====== Data for this exercise
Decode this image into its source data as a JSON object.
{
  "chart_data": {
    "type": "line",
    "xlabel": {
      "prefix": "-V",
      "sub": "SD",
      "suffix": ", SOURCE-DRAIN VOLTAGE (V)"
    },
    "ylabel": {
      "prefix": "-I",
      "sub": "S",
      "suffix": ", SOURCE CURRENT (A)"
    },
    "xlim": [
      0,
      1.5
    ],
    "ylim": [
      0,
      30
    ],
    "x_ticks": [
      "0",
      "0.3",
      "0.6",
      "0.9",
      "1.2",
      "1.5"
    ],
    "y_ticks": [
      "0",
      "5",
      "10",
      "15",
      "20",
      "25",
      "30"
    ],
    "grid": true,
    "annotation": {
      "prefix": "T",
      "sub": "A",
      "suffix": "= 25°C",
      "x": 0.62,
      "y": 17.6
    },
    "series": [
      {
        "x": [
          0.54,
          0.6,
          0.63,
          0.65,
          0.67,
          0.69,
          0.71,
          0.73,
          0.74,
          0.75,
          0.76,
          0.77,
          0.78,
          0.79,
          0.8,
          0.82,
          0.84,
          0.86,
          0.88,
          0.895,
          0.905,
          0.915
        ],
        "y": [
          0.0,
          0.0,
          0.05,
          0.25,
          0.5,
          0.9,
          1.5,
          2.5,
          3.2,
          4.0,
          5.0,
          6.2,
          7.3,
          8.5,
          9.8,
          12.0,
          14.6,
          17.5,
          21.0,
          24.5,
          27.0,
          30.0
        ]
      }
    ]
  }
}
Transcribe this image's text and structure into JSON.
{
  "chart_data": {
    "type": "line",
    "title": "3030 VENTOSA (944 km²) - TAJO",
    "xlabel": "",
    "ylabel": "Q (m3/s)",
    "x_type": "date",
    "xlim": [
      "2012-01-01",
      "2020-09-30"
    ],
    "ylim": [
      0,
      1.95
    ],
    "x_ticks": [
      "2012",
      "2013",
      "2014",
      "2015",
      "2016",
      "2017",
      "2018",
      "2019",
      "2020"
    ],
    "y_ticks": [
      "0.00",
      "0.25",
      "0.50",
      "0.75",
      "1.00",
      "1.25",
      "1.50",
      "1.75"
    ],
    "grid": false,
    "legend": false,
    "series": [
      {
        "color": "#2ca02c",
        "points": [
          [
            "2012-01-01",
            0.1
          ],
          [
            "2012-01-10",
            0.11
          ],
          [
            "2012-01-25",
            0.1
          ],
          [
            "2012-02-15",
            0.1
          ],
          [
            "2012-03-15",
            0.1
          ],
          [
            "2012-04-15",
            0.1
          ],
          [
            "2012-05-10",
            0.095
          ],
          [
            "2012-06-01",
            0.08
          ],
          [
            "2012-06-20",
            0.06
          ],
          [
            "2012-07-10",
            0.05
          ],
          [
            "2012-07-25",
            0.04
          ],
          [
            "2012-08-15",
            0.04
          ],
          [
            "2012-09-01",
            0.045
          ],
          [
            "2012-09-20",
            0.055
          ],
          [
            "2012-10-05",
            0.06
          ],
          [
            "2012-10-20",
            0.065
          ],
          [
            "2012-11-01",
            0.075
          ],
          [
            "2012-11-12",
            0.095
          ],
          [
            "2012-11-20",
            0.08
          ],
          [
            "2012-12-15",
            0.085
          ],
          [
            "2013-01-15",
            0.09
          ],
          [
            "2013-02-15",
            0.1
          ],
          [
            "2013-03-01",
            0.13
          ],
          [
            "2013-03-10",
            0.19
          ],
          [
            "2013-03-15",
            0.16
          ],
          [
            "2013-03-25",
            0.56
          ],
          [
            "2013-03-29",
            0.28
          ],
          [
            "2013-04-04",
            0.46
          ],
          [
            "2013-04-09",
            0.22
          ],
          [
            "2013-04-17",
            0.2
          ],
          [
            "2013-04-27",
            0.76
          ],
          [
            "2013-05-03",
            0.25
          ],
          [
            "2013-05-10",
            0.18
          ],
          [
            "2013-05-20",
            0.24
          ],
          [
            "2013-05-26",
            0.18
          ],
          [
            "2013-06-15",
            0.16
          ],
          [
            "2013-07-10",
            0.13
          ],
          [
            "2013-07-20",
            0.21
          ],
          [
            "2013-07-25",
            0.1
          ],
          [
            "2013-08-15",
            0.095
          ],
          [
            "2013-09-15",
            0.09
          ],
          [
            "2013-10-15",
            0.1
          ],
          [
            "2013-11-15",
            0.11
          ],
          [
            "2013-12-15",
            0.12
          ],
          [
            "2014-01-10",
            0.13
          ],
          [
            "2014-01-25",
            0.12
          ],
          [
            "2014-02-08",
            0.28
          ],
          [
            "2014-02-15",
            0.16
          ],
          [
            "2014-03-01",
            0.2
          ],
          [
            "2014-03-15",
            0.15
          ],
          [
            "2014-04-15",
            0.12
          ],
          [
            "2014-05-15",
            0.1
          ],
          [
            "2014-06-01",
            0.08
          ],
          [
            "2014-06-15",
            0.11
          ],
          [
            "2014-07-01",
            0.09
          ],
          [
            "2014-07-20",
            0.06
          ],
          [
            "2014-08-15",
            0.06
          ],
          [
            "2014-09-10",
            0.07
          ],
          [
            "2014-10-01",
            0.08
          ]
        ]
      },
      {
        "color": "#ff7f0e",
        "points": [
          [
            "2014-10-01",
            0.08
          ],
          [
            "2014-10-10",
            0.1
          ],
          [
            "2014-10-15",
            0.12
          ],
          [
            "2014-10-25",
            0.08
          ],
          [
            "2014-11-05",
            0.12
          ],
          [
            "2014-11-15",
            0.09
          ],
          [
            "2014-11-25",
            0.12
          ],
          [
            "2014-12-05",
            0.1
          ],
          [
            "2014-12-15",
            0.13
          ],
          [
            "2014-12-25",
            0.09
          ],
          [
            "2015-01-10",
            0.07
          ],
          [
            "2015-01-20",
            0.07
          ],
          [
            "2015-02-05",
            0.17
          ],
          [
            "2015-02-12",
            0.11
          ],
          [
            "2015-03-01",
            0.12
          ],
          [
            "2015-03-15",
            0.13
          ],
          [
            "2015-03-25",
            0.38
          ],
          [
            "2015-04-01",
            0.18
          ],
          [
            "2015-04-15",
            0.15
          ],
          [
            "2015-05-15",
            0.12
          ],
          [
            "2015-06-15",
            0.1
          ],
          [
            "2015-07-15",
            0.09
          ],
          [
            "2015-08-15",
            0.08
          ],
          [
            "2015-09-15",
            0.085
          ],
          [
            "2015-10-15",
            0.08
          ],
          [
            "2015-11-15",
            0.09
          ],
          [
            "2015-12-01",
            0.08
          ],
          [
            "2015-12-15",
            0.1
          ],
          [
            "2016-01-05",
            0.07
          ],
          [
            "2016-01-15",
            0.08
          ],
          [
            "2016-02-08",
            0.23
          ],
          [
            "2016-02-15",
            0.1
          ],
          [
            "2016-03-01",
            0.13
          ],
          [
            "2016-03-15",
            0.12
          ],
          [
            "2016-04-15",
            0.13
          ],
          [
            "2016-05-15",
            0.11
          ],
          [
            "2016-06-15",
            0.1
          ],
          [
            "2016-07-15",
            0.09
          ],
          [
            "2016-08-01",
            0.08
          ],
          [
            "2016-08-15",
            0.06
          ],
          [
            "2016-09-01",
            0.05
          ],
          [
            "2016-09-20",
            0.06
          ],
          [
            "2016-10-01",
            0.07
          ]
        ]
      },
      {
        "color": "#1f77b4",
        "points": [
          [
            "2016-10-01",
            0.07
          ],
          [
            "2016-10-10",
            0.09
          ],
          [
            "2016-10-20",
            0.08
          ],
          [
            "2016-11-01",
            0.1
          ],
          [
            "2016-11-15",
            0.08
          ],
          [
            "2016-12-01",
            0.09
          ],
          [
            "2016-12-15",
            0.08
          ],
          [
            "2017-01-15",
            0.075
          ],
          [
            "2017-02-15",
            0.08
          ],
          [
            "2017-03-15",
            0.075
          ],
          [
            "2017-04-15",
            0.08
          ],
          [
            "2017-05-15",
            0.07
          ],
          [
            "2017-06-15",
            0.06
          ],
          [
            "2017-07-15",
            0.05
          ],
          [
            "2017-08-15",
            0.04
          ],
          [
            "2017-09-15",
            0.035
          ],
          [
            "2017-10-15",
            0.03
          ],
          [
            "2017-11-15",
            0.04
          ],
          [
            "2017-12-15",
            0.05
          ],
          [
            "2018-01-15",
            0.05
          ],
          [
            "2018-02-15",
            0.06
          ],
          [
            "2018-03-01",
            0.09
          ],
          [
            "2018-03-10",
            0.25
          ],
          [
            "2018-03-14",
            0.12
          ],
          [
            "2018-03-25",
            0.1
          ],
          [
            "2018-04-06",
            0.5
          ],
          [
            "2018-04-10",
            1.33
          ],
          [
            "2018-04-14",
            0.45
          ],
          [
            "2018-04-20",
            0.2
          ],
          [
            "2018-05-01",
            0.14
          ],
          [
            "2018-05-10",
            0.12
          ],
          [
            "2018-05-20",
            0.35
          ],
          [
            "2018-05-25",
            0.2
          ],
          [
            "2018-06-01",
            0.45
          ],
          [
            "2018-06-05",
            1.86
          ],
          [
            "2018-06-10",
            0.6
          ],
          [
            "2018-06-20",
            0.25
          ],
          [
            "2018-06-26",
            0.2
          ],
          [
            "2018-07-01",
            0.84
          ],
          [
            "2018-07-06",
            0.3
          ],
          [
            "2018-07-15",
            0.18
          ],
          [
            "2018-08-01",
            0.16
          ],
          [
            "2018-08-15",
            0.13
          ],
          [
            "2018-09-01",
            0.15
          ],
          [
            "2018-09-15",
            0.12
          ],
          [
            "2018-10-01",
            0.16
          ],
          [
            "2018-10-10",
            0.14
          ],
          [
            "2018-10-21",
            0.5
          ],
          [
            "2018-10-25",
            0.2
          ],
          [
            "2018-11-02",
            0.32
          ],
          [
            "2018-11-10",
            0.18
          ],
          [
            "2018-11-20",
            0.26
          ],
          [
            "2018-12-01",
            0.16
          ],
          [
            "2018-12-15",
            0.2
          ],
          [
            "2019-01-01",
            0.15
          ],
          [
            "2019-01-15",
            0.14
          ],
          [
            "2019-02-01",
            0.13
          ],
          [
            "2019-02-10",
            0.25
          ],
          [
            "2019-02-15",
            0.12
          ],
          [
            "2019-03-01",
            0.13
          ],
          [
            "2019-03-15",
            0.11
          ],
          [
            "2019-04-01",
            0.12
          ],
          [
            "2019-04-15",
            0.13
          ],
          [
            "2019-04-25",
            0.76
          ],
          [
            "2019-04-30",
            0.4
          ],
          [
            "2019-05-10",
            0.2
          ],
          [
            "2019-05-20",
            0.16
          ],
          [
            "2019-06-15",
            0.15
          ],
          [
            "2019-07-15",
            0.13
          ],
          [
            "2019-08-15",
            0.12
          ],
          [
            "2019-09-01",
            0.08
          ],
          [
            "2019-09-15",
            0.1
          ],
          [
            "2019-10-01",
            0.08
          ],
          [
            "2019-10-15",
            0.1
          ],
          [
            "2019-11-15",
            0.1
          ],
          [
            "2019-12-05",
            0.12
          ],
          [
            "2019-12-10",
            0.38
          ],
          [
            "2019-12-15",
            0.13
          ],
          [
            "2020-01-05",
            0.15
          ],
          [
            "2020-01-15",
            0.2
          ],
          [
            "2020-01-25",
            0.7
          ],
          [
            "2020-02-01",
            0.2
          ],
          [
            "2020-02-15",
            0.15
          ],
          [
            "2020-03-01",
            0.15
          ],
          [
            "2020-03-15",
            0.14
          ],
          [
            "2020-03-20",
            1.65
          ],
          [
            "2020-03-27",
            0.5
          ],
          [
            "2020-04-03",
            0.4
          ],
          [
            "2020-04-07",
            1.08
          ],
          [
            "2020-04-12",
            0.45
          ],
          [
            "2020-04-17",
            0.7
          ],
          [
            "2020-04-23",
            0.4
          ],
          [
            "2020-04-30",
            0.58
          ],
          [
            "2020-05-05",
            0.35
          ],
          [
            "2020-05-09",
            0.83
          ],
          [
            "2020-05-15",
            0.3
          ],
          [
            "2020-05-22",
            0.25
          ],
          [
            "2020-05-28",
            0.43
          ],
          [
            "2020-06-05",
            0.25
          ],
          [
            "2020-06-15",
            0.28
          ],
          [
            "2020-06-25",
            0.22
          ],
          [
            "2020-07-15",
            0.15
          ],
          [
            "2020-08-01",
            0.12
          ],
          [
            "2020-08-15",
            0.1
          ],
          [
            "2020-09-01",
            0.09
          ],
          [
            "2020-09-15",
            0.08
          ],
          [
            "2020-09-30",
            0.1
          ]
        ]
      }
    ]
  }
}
============
====== Data for this exercise
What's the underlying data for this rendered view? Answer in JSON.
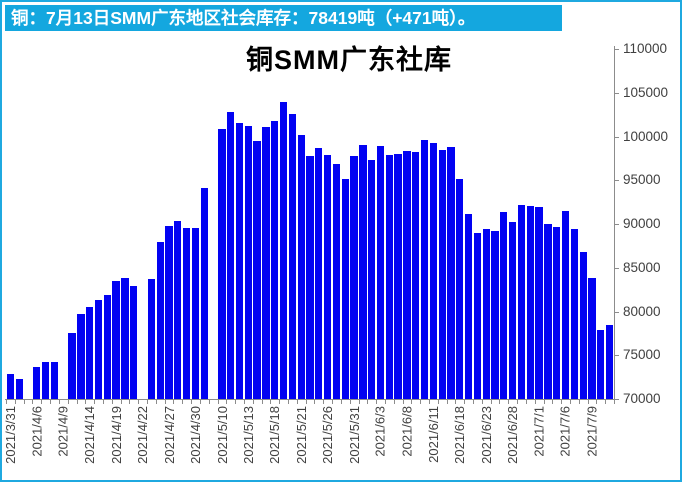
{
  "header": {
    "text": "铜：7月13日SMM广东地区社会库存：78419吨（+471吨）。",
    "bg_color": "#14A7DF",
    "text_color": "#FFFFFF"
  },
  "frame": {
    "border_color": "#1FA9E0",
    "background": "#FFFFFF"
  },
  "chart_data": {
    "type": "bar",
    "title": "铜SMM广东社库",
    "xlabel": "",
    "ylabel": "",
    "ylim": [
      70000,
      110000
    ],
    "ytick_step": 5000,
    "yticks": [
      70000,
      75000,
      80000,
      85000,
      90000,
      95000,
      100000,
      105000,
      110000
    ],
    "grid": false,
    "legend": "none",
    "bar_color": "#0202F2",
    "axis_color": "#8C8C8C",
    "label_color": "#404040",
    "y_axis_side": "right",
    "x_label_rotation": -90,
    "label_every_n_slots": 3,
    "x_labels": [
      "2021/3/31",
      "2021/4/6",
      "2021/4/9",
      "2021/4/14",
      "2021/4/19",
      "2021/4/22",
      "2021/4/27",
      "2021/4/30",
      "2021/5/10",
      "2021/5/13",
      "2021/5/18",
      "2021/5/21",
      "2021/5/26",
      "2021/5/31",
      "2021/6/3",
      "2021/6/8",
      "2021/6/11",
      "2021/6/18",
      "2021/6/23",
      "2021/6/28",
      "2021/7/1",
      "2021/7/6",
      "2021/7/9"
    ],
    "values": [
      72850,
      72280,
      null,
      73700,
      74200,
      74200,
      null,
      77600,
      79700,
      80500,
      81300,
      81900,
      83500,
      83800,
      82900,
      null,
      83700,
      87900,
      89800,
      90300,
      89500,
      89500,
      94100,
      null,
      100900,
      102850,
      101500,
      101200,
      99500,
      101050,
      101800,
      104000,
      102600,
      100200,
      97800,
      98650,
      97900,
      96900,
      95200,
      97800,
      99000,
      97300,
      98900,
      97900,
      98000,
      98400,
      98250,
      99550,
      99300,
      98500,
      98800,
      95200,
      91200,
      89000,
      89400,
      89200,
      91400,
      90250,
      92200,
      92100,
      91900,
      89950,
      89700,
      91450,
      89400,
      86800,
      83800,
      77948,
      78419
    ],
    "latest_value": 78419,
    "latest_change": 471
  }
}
============
====== Data for this exercise
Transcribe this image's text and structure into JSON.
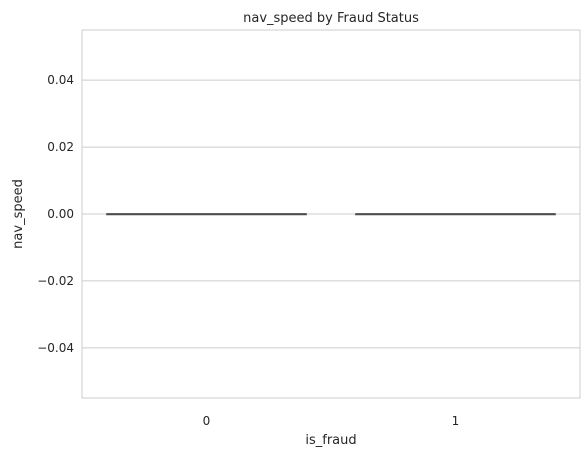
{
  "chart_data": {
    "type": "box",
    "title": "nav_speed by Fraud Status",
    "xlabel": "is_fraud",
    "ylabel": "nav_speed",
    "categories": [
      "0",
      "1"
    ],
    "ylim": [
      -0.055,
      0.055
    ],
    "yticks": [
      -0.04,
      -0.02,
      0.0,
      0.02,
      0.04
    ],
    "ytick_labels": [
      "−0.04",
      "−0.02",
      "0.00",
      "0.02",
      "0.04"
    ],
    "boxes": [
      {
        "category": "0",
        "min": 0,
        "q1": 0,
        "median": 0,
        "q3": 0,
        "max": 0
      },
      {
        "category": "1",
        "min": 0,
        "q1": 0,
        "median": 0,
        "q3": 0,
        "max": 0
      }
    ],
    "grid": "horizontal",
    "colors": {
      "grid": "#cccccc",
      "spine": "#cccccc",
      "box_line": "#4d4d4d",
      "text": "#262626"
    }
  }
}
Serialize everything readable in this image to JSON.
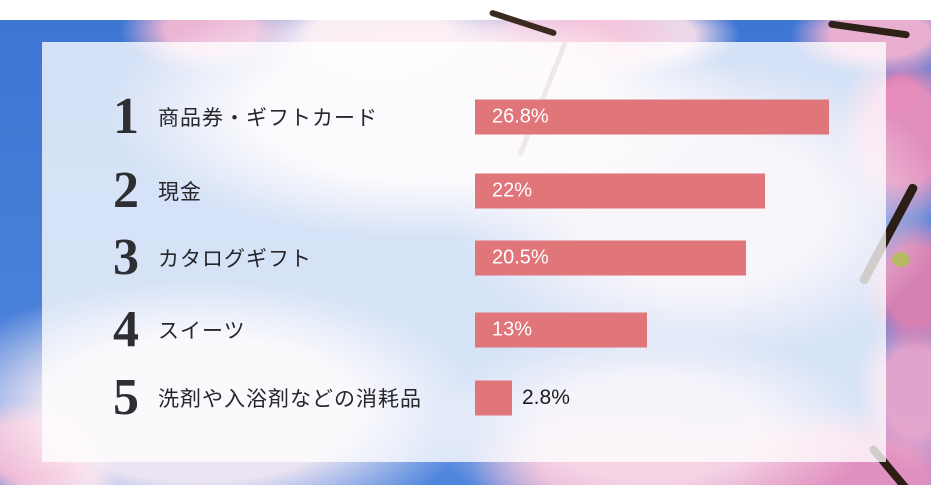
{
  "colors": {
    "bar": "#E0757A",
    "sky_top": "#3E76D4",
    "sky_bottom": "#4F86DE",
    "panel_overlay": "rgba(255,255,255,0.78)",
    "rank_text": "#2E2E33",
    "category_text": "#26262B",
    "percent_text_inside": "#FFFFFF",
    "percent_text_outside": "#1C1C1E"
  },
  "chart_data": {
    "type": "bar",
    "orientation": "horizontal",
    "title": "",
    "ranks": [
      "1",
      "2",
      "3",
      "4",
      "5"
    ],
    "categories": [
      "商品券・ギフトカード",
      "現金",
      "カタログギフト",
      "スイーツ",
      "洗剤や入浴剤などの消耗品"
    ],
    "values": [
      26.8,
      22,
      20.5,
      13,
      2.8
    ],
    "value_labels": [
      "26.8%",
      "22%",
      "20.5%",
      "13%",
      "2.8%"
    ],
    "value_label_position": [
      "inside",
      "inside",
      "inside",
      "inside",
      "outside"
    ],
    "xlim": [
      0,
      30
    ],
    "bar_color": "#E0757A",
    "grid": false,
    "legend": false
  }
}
============
(Set exercise)
Provide the number of lines in these entries that hold the word "suffix", without any accompanying text.

(Solution to this problem)
3